= AIM =
Rewrite the material from its start through the line containing "residue-size: 8.05MB — [521, 774, 612, 802]" as a Markdown table with the columns Row and Entry. Number each line and leave out any blank lines.
── ENTRIES SUPPLIED ──
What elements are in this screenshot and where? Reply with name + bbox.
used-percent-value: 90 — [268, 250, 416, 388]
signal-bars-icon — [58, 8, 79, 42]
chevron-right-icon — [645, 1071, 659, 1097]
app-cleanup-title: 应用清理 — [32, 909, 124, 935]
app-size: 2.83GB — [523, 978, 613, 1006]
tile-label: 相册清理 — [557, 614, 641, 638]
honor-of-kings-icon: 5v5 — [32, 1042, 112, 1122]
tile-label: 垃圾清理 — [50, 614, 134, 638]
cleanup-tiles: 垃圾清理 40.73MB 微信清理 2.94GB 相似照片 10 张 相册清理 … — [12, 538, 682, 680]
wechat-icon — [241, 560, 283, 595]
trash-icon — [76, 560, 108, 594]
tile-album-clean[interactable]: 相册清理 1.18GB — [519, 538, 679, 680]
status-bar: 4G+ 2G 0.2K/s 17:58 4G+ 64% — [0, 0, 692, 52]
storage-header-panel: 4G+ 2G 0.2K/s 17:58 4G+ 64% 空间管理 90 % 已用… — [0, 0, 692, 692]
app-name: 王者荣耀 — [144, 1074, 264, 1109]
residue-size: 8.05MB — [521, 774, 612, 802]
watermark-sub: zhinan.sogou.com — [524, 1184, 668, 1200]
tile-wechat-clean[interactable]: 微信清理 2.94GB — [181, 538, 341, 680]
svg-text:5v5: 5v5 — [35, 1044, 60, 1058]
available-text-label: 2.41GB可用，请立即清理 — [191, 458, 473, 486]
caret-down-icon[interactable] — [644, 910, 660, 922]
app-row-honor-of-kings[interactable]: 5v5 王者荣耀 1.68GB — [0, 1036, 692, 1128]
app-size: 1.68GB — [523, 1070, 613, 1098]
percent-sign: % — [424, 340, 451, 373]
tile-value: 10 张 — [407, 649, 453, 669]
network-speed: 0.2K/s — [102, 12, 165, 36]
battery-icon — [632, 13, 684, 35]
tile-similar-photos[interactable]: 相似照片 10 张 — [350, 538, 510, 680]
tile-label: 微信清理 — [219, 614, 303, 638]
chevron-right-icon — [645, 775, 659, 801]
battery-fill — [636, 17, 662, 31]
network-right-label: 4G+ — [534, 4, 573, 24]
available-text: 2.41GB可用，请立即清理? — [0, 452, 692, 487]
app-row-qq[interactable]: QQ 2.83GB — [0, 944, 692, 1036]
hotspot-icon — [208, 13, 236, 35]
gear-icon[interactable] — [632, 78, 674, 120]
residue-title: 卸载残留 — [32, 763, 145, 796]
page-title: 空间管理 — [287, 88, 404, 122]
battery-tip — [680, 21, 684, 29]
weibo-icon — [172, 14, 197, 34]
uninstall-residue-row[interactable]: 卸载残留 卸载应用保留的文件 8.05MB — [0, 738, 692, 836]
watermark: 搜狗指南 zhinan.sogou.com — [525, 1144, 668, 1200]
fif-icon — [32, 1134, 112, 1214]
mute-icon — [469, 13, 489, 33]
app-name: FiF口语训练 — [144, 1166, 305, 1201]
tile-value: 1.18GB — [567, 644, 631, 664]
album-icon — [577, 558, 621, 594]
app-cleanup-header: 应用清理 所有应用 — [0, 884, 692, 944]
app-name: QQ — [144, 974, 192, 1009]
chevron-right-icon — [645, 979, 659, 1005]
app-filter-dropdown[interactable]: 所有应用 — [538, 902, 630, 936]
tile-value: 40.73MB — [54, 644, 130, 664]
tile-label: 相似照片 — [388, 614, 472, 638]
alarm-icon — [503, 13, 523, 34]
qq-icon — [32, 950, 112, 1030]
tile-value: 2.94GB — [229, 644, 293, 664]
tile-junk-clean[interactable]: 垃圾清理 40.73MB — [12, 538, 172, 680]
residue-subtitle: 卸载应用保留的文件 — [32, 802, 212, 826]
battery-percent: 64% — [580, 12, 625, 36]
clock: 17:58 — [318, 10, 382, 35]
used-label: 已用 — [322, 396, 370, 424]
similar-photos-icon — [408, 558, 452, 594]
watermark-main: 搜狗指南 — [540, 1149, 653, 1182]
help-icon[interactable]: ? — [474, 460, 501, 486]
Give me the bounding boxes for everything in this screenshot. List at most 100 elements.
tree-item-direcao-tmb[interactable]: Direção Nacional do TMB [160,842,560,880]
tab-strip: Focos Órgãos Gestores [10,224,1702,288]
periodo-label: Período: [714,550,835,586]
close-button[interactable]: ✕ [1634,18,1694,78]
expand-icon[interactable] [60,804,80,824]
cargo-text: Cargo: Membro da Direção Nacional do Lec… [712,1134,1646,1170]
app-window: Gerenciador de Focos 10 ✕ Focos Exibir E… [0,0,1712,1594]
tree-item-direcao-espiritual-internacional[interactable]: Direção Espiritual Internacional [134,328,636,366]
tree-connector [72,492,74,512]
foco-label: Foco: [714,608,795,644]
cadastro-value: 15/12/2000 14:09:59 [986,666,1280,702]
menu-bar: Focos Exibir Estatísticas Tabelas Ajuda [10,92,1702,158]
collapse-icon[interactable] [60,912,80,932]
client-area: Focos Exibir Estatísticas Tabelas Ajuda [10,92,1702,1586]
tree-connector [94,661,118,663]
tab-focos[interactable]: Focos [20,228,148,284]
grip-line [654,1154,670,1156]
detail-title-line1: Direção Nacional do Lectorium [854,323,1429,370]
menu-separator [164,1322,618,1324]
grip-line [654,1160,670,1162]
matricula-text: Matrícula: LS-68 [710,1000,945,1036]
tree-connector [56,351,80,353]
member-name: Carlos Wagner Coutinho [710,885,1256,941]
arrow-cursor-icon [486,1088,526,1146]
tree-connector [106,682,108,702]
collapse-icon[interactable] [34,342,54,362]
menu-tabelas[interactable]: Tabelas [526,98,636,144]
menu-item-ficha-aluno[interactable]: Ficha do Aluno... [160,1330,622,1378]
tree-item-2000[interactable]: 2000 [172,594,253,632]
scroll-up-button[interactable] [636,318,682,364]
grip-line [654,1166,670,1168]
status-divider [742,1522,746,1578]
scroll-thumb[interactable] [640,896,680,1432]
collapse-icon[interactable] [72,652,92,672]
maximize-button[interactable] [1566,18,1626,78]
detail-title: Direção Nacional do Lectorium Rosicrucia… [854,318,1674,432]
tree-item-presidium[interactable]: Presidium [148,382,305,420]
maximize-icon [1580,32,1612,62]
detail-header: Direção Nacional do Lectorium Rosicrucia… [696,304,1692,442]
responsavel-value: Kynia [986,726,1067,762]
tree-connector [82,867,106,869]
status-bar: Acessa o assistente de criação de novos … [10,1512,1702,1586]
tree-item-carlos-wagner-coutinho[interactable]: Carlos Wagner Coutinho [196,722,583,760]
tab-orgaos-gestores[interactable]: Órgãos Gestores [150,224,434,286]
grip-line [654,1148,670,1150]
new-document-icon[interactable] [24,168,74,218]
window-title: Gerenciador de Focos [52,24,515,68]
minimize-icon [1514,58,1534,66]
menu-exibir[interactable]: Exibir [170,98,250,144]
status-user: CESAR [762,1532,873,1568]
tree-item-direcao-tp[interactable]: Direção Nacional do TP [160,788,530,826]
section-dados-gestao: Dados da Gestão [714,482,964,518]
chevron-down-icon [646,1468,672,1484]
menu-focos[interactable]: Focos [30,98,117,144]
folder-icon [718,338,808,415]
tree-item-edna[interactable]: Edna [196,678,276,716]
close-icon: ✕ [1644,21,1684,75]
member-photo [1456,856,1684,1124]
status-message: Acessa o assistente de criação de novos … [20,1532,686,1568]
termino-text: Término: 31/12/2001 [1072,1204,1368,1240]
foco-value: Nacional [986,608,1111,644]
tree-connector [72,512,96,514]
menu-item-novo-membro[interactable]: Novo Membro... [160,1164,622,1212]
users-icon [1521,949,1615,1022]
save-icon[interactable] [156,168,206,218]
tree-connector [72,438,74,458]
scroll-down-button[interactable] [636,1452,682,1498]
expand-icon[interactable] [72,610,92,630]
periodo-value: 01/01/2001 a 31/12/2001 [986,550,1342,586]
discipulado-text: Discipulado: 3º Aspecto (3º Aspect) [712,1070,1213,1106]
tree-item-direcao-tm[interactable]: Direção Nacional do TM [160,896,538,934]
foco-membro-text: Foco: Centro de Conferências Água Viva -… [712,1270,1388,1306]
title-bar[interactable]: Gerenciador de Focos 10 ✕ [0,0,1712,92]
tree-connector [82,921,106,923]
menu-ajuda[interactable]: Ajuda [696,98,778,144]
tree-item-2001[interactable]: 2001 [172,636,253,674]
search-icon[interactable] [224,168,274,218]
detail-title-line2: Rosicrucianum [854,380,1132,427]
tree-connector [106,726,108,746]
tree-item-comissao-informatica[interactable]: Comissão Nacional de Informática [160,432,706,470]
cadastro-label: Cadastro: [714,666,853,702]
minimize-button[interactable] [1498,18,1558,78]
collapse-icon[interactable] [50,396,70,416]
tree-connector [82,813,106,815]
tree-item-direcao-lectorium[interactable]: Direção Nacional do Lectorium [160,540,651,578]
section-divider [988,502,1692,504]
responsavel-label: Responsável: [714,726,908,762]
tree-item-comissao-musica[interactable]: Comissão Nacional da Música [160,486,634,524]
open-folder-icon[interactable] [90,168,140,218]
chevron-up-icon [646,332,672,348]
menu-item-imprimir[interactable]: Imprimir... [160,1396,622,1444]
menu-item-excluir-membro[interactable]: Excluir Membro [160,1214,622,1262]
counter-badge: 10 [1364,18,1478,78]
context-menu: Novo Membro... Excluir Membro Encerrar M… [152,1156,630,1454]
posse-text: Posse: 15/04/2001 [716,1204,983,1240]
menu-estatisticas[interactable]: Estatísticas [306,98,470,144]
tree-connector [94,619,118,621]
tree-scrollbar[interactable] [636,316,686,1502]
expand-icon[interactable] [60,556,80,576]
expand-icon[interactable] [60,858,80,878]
───
= EXPECTED OUTPUT =
| Row | Entry |
|---|---|
| 1 | What elements are in this screenshot and where? Reply with name + bbox. |
| 2 | used-percent-value: 90 — [268, 250, 416, 388] |
| 3 | signal-bars-icon — [58, 8, 79, 42] |
| 4 | chevron-right-icon — [645, 1071, 659, 1097] |
| 5 | app-cleanup-title: 应用清理 — [32, 909, 124, 935] |
| 6 | app-size: 2.83GB — [523, 978, 613, 1006] |
| 7 | tile-label: 相册清理 — [557, 614, 641, 638] |
| 8 | honor-of-kings-icon: 5v5 — [32, 1042, 112, 1122] |
| 9 | tile-label: 垃圾清理 — [50, 614, 134, 638] |
| 10 | cleanup-tiles: 垃圾清理 40.73MB 微信清理 2.94GB 相似照片 10 张 相册清理 … — [12, 538, 682, 680] |
| 11 | wechat-icon — [241, 560, 283, 595] |
| 12 | trash-icon — [76, 560, 108, 594] |
| 13 | tile-album-clean[interactable]: 相册清理 1.18GB — [519, 538, 679, 680] |
| 14 | status-bar: 4G+ 2G 0.2K/s 17:58 4G+ 64% — [0, 0, 692, 52] |
| 15 | storage-header-panel: 4G+ 2G 0.2K/s 17:58 4G+ 64% 空间管理 90 % 已用… — [0, 0, 692, 692] |
| 16 | app-name: 王者荣耀 — [144, 1074, 264, 1109] |
| 17 | residue-size: 8.05MB — [521, 774, 612, 802] |